** Begin The data **

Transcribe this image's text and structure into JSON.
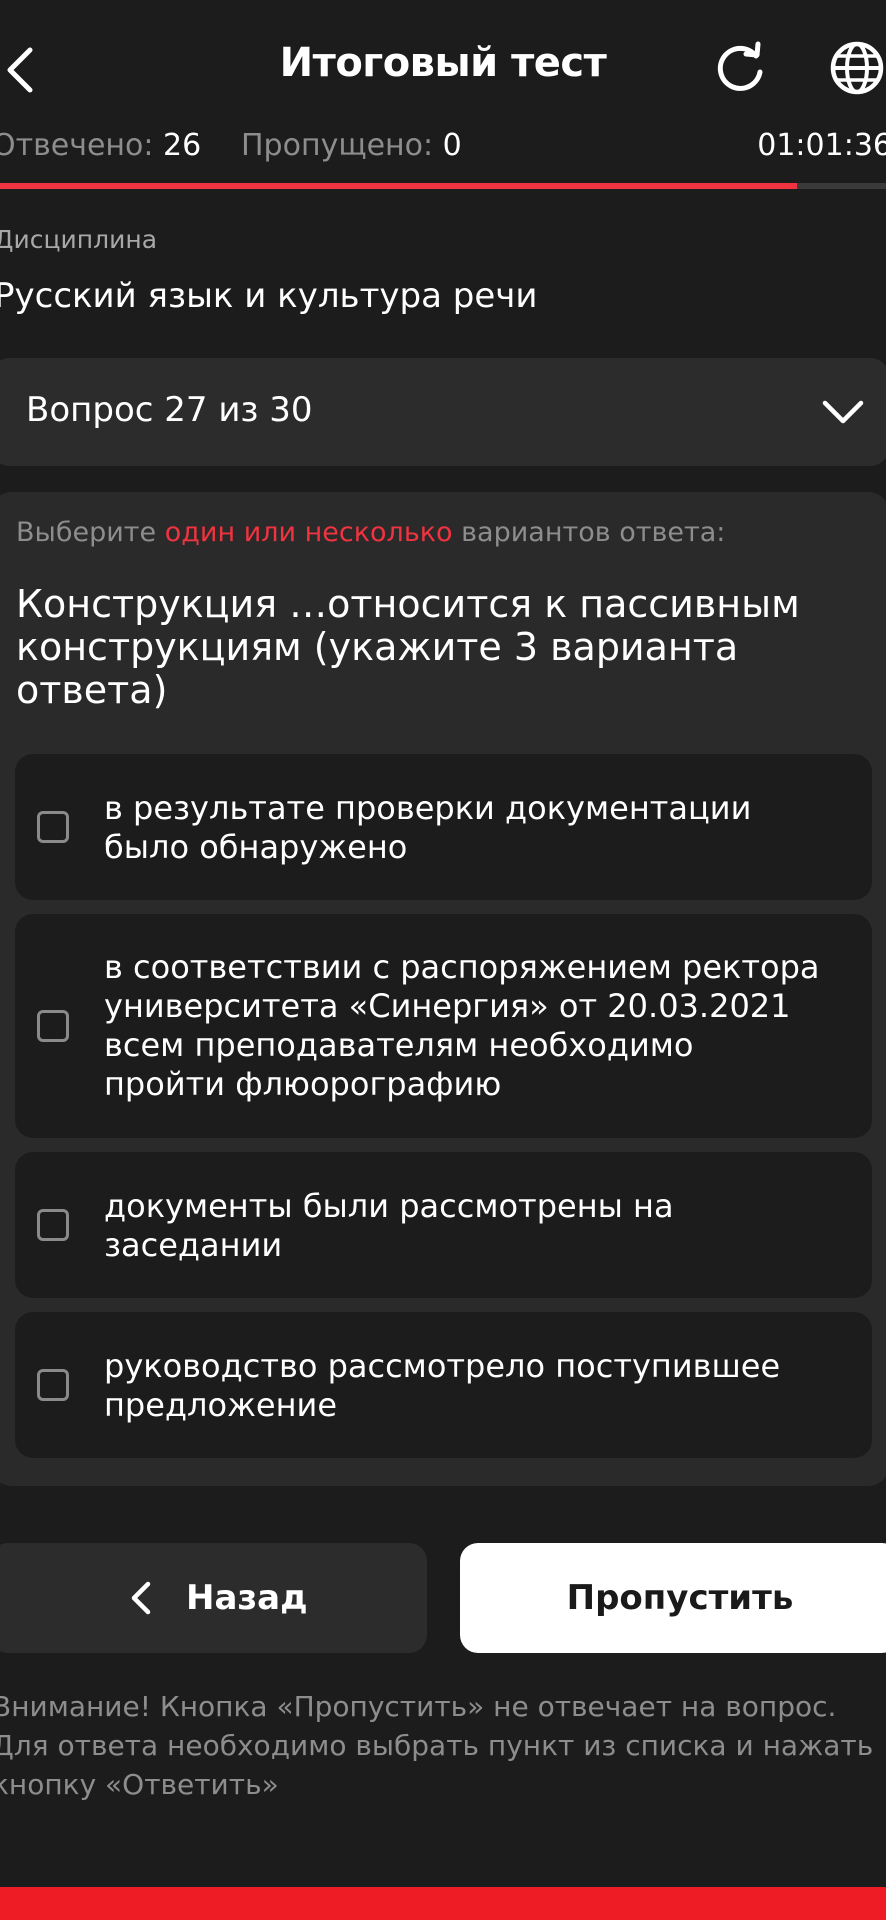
{
  "header": {
    "title": "Итоговый тест"
  },
  "stats": {
    "answered_label": "Отвечено:",
    "answered_value": "26",
    "skipped_label": "Пропущено:",
    "skipped_value": "0",
    "timer": "01:01:36",
    "progress": 0.9
  },
  "discipline": {
    "label": "Дисциплина",
    "value": "Русский язык и культура речи"
  },
  "question_selector": {
    "label": "Вопрос 27 из 30"
  },
  "question": {
    "instruction_prefix": "Выберите ",
    "instruction_accent": "один или несколько",
    "instruction_suffix": " вариантов ответа:",
    "text": "Конструкция …относится к пассивным конструкциям (укажите 3 варианта ответа)",
    "options": [
      "в результате проверки документации было обнаружено",
      "в соответствии с распоряжением ректора университета «Синергия» от 20.03.2021 всем преподавателям необходимо пройти флюорографию",
      "документы были рассмотрены на заседании",
      "руководство рассмотрело поступившее предложение"
    ]
  },
  "buttons": {
    "back": "Назад",
    "skip": "Пропустить"
  },
  "notice": "Внимание! Кнопка «Пропустить» не отвечает на вопрос. Для ответа необходимо выбрать пункт из списка и нажать кнопку «Ответить»",
  "colors": {
    "accent": "#ef3340",
    "background": "#1c1c1c",
    "card": "#2a2a2a",
    "bottom_bar": "#ee1c25"
  }
}
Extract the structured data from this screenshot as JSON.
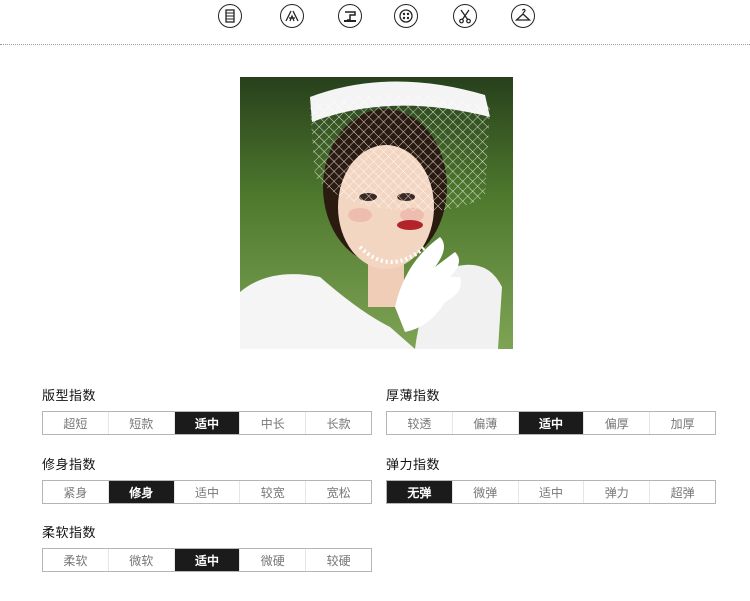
{
  "icons": [
    "sewing-needle-icon",
    "scissors-tools-icon",
    "sewing-machine-icon",
    "button-icon",
    "scissors-icon",
    "hanger-icon"
  ],
  "colors": {
    "selected": "#1b1b1b",
    "text": "#777777",
    "border": "#b5b5b5"
  },
  "scales": [
    {
      "id": "fit",
      "title": "版型指数",
      "options": [
        "超短",
        "短款",
        "适中",
        "中长",
        "长款"
      ],
      "selected": 2
    },
    {
      "id": "thickness",
      "title": "厚薄指数",
      "options": [
        "较透",
        "偏薄",
        "适中",
        "偏厚",
        "加厚"
      ],
      "selected": 2
    },
    {
      "id": "slim",
      "title": "修身指数",
      "options": [
        "紧身",
        "修身",
        "适中",
        "较宽",
        "宽松"
      ],
      "selected": 1
    },
    {
      "id": "elasticity",
      "title": "弹力指数",
      "options": [
        "无弹",
        "微弹",
        "适中",
        "弹力",
        "超弹"
      ],
      "selected": 0
    },
    {
      "id": "softness",
      "title": "柔软指数",
      "options": [
        "柔软",
        "微软",
        "适中",
        "微硬",
        "较硬"
      ],
      "selected": 2
    }
  ]
}
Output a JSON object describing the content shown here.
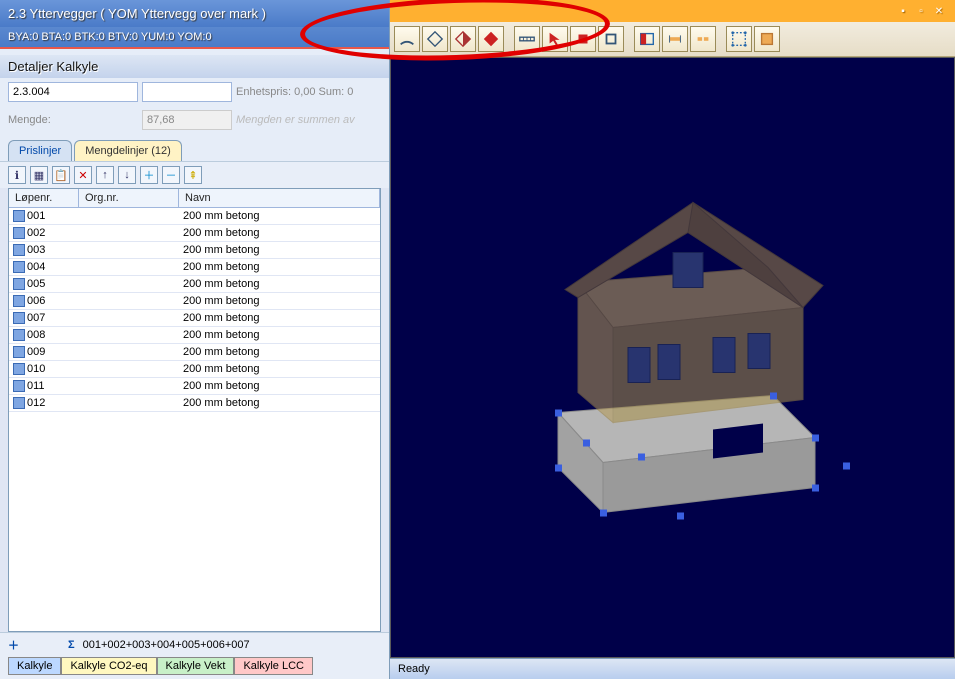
{
  "header": {
    "title": "2.3 Yttervegger  ( YOM Yttervegg over mark )",
    "metrics": "BYA:0 BTA:0 BTK:0 BTV:0 YUM:0 YOM:0"
  },
  "details": {
    "title": "Detaljer Kalkyle",
    "code": "2.3.004",
    "price_label": "Enhetspris: 0,00 Sum: 0",
    "mengde_label": "Mengde:",
    "mengde_value": "87,68",
    "mengde_note": "Mengden er summen av"
  },
  "upper_tabs": {
    "prislinjer": "Prislinjer",
    "mengdelinjer": "Mengdelinjer (12)"
  },
  "grid": {
    "columns": {
      "c1": "Løpenr.",
      "c2": "Org.nr.",
      "c3": "Navn"
    },
    "rows": [
      {
        "nr": "001",
        "navn": "200 mm betong"
      },
      {
        "nr": "002",
        "navn": "200 mm betong"
      },
      {
        "nr": "003",
        "navn": "200 mm betong"
      },
      {
        "nr": "004",
        "navn": "200 mm betong"
      },
      {
        "nr": "005",
        "navn": "200 mm betong"
      },
      {
        "nr": "006",
        "navn": "200 mm betong"
      },
      {
        "nr": "007",
        "navn": "200 mm betong"
      },
      {
        "nr": "008",
        "navn": "200 mm betong"
      },
      {
        "nr": "009",
        "navn": "200 mm betong"
      },
      {
        "nr": "010",
        "navn": "200 mm betong"
      },
      {
        "nr": "011",
        "navn": "200 mm betong"
      },
      {
        "nr": "012",
        "navn": "200 mm betong"
      }
    ],
    "sigma": "Σ",
    "sum_expr": "001+002+003+004+005+006+007"
  },
  "lower_tabs": {
    "t1": "Kalkyle",
    "t2": "Kalkyle CO2-eq",
    "t3": "Kalkyle Vekt",
    "t4": "Kalkyle LCC"
  },
  "right": {
    "title": "",
    "status": "Ready"
  }
}
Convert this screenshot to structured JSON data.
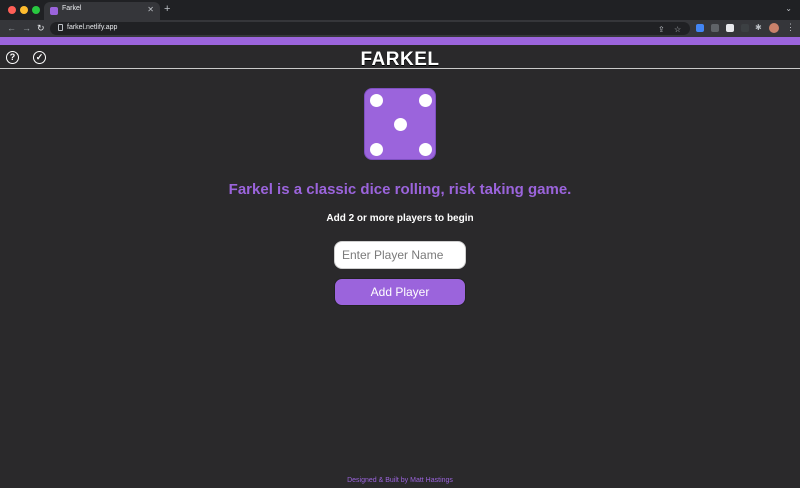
{
  "browser": {
    "tab_title": "Farkel",
    "tab_close": "✕",
    "new_tab": "+",
    "chevron": "⌄",
    "url": "farkel.netlify.app",
    "menu": "⋮"
  },
  "header": {
    "title": "FARKEL",
    "help_glyph": "?",
    "check_glyph": "✓"
  },
  "main": {
    "die_face": 5,
    "tagline": "Farkel is a classic dice rolling, risk taking game.",
    "instruction": "Add 2 or more players to begin",
    "player_input": {
      "placeholder": "Enter Player Name",
      "value": ""
    },
    "add_player_label": "Add Player"
  },
  "footer": {
    "credit": "Designed & Built by Matt Hastings"
  },
  "colors": {
    "accent": "#9b64dc",
    "background": "#2a292b"
  }
}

** End The data **

» Written problem: The records shown above are to be repeated exactly, with the pictures left out.

» Task solution:
Transcribe this image's text and structure into JSON.
{
  "header": {
    "title": "Итоговый тест"
  },
  "stats": {
    "answered_label": "Отвечено:",
    "answered_value": "26",
    "skipped_label": "Пропущено:",
    "skipped_value": "0",
    "timer": "01:01:36",
    "progress": 0.9
  },
  "discipline": {
    "label": "Дисциплина",
    "value": "Русский язык и культура речи"
  },
  "question_selector": {
    "label": "Вопрос 27 из 30"
  },
  "question": {
    "instruction_prefix": "Выберите ",
    "instruction_accent": "один или несколько",
    "instruction_suffix": " вариантов ответа:",
    "text": "Конструкция …относится к пассивным конструкциям (укажите 3 варианта ответа)",
    "options": [
      "в результате проверки документации было обнаружено",
      "в соответствии с распоряжением ректора университета «Синергия» от 20.03.2021 всем преподавателям необходимо пройти флюорографию",
      "документы были рассмотрены на заседании",
      "руководство рассмотрело поступившее предложение"
    ]
  },
  "buttons": {
    "back": "Назад",
    "skip": "Пропустить"
  },
  "notice": "Внимание! Кнопка «Пропустить» не отвечает на вопрос. Для ответа необходимо выбрать пункт из списка и нажать кнопку «Ответить»",
  "colors": {
    "accent": "#ef3340",
    "background": "#1c1c1c",
    "card": "#2a2a2a",
    "bottom_bar": "#ee1c25"
  }
}
Extract the structured data from this screenshot as JSON.
{
  "icons": [
    "sewing-needle-icon",
    "scissors-tools-icon",
    "sewing-machine-icon",
    "button-icon",
    "scissors-icon",
    "hanger-icon"
  ],
  "colors": {
    "selected": "#1b1b1b",
    "text": "#777777",
    "border": "#b5b5b5"
  },
  "scales": [
    {
      "id": "fit",
      "title": "版型指数",
      "options": [
        "超短",
        "短款",
        "适中",
        "中长",
        "长款"
      ],
      "selected": 2
    },
    {
      "id": "thickness",
      "title": "厚薄指数",
      "options": [
        "较透",
        "偏薄",
        "适中",
        "偏厚",
        "加厚"
      ],
      "selected": 2
    },
    {
      "id": "slim",
      "title": "修身指数",
      "options": [
        "紧身",
        "修身",
        "适中",
        "较宽",
        "宽松"
      ],
      "selected": 1
    },
    {
      "id": "elasticity",
      "title": "弹力指数",
      "options": [
        "无弹",
        "微弹",
        "适中",
        "弹力",
        "超弹"
      ],
      "selected": 0
    },
    {
      "id": "softness",
      "title": "柔软指数",
      "options": [
        "柔软",
        "微软",
        "适中",
        "微硬",
        "较硬"
      ],
      "selected": 2
    }
  ]
}
Output a JSON object describing the content shown here.
{
  "header": {
    "title": "2.3 Yttervegger  ( YOM Yttervegg over mark )",
    "metrics": "BYA:0 BTA:0 BTK:0 BTV:0 YUM:0 YOM:0"
  },
  "details": {
    "title": "Detaljer Kalkyle",
    "code": "2.3.004",
    "price_label": "Enhetspris: 0,00 Sum: 0",
    "mengde_label": "Mengde:",
    "mengde_value": "87,68",
    "mengde_note": "Mengden er summen av"
  },
  "upper_tabs": {
    "prislinjer": "Prislinjer",
    "mengdelinjer": "Mengdelinjer (12)"
  },
  "grid": {
    "columns": {
      "c1": "Løpenr.",
      "c2": "Org.nr.",
      "c3": "Navn"
    },
    "rows": [
      {
        "nr": "001",
        "navn": "200 mm betong"
      },
      {
        "nr": "002",
        "navn": "200 mm betong"
      },
      {
        "nr": "003",
        "navn": "200 mm betong"
      },
      {
        "nr": "004",
        "navn": "200 mm betong"
      },
      {
        "nr": "005",
        "navn": "200 mm betong"
      },
      {
        "nr": "006",
        "navn": "200 mm betong"
      },
      {
        "nr": "007",
        "navn": "200 mm betong"
      },
      {
        "nr": "008",
        "navn": "200 mm betong"
      },
      {
        "nr": "009",
        "navn": "200 mm betong"
      },
      {
        "nr": "010",
        "navn": "200 mm betong"
      },
      {
        "nr": "011",
        "navn": "200 mm betong"
      },
      {
        "nr": "012",
        "navn": "200 mm betong"
      }
    ],
    "sigma": "Σ",
    "sum_expr": "001+002+003+004+005+006+007"
  },
  "lower_tabs": {
    "t1": "Kalkyle",
    "t2": "Kalkyle CO2-eq",
    "t3": "Kalkyle Vekt",
    "t4": "Kalkyle LCC"
  },
  "right": {
    "title": "",
    "status": "Ready"
  }
}
Convert this screenshot to structured JSON data.
{
  "browser": {
    "tab_title": "Farkel",
    "tab_close": "✕",
    "new_tab": "+",
    "chevron": "⌄",
    "url": "farkel.netlify.app",
    "menu": "⋮"
  },
  "header": {
    "title": "FARKEL",
    "help_glyph": "?",
    "check_glyph": "✓"
  },
  "main": {
    "die_face": 5,
    "tagline": "Farkel is a classic dice rolling, risk taking game.",
    "instruction": "Add 2 or more players to begin",
    "player_input": {
      "placeholder": "Enter Player Name",
      "value": ""
    },
    "add_player_label": "Add Player"
  },
  "footer": {
    "credit": "Designed & Built by Matt Hastings"
  },
  "colors": {
    "accent": "#9b64dc",
    "background": "#2a292b"
  }
}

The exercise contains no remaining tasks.